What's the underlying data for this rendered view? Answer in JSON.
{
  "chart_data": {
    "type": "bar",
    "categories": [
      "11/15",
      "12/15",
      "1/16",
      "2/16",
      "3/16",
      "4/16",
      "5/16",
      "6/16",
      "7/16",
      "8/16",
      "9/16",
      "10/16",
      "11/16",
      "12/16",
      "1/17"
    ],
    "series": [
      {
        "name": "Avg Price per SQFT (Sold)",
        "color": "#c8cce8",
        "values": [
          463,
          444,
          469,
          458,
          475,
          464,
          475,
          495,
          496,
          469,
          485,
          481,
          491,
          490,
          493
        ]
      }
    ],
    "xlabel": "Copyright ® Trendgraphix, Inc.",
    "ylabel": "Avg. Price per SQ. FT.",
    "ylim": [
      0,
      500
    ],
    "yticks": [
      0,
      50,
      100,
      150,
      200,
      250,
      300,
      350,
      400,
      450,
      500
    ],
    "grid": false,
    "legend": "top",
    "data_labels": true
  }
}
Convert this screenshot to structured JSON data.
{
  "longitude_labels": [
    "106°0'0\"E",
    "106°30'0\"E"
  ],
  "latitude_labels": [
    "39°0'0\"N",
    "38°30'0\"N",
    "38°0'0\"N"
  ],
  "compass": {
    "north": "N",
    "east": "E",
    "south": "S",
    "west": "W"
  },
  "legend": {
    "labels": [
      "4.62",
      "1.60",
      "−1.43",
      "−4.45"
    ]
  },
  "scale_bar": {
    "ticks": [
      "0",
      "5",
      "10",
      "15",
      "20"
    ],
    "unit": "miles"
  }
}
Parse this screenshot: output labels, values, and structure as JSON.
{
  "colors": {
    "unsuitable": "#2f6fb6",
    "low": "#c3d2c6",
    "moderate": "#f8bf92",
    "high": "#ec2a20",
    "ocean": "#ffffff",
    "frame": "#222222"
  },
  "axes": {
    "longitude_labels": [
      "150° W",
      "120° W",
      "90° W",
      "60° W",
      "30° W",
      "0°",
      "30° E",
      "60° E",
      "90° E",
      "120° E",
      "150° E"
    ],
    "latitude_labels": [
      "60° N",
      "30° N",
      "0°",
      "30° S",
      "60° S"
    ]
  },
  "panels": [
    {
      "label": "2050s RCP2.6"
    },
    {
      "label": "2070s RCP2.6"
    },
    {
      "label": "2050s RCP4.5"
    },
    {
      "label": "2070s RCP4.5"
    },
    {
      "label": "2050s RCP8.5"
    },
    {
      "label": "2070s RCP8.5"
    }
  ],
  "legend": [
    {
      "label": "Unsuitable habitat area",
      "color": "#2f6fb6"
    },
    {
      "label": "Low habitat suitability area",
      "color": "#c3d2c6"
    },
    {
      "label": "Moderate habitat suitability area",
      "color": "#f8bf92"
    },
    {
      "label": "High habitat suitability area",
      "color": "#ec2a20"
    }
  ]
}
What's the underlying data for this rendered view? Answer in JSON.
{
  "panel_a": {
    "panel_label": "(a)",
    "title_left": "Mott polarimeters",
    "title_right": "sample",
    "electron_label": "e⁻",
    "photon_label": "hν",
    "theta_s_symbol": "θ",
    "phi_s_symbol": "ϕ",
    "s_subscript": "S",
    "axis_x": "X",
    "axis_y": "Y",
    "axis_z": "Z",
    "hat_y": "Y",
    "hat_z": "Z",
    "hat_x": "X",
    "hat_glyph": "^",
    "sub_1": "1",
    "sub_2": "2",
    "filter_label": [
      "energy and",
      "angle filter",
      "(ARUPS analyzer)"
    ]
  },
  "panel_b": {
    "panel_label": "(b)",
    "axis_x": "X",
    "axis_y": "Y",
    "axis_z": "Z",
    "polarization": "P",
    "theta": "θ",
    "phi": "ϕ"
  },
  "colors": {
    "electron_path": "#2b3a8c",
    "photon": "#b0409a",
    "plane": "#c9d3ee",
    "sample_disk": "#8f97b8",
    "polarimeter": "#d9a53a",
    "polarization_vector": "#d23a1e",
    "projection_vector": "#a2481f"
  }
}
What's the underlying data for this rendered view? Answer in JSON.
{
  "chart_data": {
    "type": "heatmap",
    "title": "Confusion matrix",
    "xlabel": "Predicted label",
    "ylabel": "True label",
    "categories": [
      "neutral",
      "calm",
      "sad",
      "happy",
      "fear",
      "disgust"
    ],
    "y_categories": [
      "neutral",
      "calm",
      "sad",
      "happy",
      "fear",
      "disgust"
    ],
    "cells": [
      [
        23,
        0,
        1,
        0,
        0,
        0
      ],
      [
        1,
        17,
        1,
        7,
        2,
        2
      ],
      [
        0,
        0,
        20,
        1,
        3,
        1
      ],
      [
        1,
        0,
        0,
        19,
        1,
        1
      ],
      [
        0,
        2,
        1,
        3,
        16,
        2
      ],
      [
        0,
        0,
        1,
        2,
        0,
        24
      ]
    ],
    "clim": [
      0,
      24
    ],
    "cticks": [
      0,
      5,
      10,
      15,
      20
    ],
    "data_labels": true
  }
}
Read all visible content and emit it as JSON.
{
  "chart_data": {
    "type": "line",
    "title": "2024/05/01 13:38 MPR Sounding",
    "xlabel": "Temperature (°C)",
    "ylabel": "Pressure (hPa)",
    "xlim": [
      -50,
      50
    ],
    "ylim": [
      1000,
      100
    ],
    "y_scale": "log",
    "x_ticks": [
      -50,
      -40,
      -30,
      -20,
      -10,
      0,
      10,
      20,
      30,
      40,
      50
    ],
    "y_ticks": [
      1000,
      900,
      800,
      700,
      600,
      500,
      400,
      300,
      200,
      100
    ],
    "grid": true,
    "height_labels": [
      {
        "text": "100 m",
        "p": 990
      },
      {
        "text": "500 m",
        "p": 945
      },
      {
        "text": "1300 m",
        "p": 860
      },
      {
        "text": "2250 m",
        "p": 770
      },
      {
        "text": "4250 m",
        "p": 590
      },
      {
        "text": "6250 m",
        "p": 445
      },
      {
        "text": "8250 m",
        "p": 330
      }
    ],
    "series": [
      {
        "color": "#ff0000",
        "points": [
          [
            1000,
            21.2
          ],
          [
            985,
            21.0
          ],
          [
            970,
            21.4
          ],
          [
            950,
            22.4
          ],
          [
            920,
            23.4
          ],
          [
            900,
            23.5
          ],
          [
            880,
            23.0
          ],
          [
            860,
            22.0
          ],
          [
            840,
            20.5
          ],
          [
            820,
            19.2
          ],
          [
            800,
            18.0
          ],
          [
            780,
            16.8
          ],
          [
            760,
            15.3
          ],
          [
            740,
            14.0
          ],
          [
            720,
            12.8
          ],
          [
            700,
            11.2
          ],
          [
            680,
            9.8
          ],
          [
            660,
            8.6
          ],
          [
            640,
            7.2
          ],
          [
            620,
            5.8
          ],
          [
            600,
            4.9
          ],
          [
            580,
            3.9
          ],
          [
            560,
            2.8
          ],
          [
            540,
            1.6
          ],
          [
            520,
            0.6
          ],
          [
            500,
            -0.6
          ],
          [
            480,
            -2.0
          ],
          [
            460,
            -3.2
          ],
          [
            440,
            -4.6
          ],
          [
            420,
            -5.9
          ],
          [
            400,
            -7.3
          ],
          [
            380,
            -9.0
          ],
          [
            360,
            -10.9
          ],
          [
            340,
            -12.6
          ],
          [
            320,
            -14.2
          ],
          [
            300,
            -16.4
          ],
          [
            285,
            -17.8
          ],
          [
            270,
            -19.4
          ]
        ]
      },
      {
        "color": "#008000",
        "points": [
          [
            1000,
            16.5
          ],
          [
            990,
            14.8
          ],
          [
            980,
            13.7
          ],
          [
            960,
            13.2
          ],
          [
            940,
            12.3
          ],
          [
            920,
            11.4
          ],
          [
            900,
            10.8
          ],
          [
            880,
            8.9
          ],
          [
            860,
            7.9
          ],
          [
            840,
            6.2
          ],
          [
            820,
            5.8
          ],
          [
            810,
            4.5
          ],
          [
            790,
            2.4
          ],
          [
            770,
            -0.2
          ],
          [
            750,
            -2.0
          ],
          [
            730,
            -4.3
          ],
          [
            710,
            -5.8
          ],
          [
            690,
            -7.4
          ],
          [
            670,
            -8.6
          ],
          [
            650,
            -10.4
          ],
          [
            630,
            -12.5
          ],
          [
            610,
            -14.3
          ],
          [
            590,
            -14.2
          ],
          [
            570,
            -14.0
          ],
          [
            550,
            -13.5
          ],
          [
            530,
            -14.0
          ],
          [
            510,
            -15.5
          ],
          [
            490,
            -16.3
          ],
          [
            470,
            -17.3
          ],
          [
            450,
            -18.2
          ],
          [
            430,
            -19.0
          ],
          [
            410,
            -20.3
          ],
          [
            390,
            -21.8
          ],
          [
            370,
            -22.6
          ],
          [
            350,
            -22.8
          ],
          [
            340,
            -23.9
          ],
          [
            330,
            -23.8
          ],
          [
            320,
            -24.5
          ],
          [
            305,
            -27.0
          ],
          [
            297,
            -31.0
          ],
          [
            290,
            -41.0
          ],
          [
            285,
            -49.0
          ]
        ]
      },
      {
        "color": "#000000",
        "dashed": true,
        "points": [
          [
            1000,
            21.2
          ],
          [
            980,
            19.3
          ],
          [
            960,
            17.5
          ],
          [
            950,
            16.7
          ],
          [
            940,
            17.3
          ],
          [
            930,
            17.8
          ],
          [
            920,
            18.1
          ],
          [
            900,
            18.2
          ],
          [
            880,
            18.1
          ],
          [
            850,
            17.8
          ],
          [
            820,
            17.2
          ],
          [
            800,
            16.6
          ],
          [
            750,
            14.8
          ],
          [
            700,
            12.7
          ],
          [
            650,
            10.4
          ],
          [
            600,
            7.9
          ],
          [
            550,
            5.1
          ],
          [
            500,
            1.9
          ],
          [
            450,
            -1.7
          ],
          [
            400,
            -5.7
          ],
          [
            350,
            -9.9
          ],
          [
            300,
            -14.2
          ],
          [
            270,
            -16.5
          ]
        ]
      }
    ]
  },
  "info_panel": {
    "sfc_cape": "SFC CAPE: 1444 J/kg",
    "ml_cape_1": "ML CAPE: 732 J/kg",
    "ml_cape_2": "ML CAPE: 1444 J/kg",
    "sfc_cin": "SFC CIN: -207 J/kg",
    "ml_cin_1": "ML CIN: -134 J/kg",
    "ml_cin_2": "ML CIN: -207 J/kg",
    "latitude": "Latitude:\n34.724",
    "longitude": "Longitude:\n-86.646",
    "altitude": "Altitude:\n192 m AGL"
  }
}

What this task involves
Show the lines of the records that include the string "area".

Answer to the task
      "label": "Unsuitable habitat area",
      "label": "Low habitat suitability area",
      "label": "Moderate habitat suitability area",
      "label": "High habitat suitability area",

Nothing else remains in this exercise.